----- SUPPLIED RECORDS -----
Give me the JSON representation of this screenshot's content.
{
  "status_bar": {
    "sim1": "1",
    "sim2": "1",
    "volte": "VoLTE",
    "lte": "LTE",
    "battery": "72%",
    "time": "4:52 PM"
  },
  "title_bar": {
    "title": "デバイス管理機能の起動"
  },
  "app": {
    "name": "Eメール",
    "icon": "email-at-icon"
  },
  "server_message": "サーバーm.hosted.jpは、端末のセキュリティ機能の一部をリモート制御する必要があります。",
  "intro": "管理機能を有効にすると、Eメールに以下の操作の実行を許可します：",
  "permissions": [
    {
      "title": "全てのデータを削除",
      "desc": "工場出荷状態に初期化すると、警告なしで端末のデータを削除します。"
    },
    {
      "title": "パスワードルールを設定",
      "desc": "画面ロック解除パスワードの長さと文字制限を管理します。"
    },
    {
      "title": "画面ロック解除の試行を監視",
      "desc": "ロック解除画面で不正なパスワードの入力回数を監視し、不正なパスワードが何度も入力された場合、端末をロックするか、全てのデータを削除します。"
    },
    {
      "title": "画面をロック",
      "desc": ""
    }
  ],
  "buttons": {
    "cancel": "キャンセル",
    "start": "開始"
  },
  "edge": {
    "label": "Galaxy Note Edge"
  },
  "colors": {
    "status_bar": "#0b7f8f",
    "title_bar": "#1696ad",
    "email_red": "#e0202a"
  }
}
-----
## GIVEN EXERCISE:
Give the data again, exactly as it stands.

## TASK OUTPUT:
Give me the JSON representation of this screenshot's content.
{
  "status_bar": {
    "sim1": "1",
    "sim2": "1",
    "volte": "VoLTE",
    "lte": "LTE",
    "battery": "72%",
    "time": "4:52 PM"
  },
  "title_bar": {
    "title": "デバイス管理機能の起動"
  },
  "app": {
    "name": "Eメール",
    "icon": "email-at-icon"
  },
  "server_message": "サーバーm.hosted.jpは、端末のセキュリティ機能の一部をリモート制御する必要があります。",
  "intro": "管理機能を有効にすると、Eメールに以下の操作の実行を許可します：",
  "permissions": [
    {
      "title": "全てのデータを削除",
      "desc": "工場出荷状態に初期化すると、警告なしで端末のデータを削除します。"
    },
    {
      "title": "パスワードルールを設定",
      "desc": "画面ロック解除パスワードの長さと文字制限を管理します。"
    },
    {
      "title": "画面ロック解除の試行を監視",
      "desc": "ロック解除画面で不正なパスワードの入力回数を監視し、不正なパスワードが何度も入力された場合、端末をロックするか、全てのデータを削除します。"
    },
    {
      "title": "画面をロック",
      "desc": ""
    }
  ],
  "buttons": {
    "cancel": "キャンセル",
    "start": "開始"
  },
  "edge": {
    "label": "Galaxy Note Edge"
  },
  "colors": {
    "status_bar": "#0b7f8f",
    "title_bar": "#1696ad",
    "email_red": "#e0202a"
  }
}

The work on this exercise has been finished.